▶ [WHAT THE EXERCISE ASKS] Count each line in which the word "name" appears. Reply with the total and nothing more.

▶ [DATA FOR THIS EXERCISE]
================

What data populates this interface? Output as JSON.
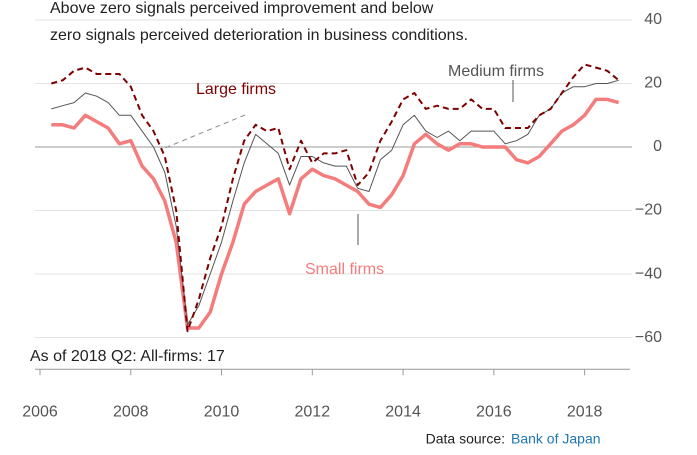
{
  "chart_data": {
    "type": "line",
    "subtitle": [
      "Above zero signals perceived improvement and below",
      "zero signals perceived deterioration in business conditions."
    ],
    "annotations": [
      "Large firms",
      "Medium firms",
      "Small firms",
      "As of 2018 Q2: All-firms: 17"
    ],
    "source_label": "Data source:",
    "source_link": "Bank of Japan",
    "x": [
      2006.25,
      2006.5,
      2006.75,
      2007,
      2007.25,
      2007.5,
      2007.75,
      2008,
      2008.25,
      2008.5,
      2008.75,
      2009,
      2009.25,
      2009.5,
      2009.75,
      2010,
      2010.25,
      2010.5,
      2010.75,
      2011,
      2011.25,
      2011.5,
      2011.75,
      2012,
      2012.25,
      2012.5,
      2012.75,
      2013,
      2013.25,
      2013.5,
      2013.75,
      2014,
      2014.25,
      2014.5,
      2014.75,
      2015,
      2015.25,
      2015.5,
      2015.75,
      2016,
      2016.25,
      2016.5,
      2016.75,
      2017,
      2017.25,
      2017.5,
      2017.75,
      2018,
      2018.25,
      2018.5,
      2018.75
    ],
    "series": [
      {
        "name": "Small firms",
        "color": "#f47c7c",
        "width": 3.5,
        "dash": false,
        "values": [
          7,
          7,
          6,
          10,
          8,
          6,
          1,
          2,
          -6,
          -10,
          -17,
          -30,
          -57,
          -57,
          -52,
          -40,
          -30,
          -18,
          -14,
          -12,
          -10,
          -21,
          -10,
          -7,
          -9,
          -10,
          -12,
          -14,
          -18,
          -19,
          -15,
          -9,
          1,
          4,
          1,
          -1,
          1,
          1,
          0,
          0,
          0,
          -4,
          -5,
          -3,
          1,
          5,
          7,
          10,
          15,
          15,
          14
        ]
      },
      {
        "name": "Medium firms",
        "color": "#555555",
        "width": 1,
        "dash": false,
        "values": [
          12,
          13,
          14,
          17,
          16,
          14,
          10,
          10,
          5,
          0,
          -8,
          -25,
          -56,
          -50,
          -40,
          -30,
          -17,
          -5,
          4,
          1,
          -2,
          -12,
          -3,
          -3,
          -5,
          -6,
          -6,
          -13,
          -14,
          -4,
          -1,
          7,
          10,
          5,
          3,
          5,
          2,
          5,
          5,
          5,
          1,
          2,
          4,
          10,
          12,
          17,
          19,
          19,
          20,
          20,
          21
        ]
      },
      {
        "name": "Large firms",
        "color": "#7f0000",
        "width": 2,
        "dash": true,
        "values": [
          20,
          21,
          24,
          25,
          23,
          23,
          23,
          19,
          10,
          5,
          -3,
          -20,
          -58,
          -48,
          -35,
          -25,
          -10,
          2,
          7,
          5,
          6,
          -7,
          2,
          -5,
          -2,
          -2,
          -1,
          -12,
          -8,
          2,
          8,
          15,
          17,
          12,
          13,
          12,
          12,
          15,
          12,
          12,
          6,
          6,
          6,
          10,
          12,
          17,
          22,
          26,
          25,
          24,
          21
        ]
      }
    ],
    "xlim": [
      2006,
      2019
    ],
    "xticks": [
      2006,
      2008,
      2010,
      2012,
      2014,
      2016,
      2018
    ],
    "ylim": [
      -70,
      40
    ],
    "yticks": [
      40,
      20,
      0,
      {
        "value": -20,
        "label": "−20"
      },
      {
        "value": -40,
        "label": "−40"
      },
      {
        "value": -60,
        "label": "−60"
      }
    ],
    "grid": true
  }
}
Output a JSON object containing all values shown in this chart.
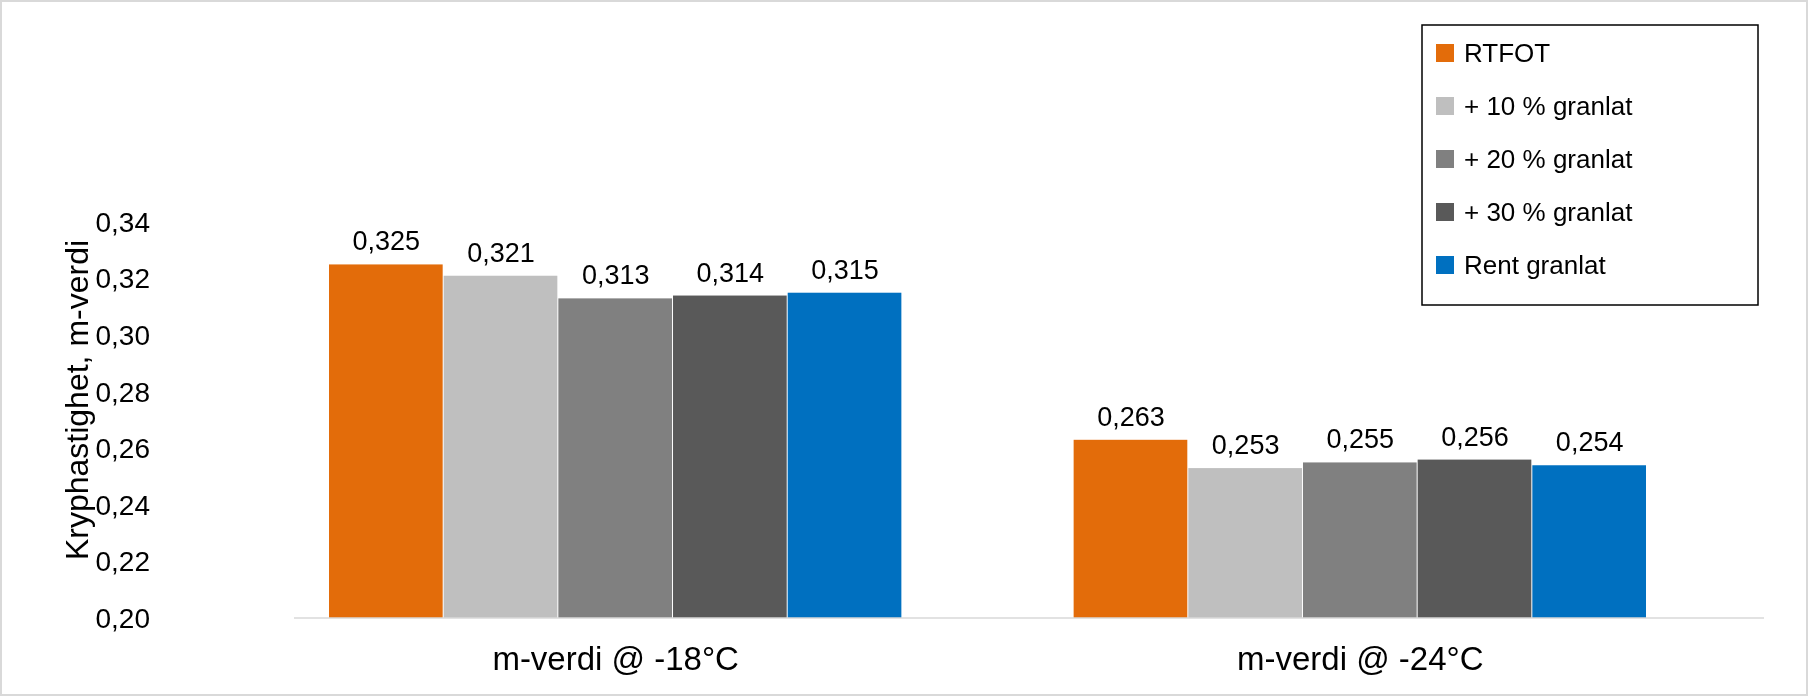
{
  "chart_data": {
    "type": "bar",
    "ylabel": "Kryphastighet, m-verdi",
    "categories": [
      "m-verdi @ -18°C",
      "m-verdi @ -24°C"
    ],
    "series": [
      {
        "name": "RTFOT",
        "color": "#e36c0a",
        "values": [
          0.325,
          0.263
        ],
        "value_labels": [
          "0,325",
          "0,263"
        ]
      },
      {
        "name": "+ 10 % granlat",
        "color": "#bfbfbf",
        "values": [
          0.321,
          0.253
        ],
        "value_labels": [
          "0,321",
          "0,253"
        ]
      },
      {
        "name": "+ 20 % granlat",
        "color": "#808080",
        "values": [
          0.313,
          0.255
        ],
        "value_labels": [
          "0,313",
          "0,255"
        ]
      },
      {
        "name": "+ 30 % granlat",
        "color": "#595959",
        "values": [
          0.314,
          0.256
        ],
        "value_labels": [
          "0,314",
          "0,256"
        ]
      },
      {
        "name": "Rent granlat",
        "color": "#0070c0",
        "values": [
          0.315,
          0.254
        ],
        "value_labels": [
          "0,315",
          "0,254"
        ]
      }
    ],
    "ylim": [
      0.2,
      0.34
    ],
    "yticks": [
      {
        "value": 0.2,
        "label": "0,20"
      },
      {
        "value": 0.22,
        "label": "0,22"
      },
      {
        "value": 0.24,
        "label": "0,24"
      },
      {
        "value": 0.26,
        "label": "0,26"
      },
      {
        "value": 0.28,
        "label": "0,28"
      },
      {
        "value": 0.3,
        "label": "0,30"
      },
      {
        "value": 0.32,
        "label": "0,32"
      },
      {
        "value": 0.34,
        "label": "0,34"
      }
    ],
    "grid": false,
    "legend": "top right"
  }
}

================

▶ [RESULT FOR THIS EXERCISE] 8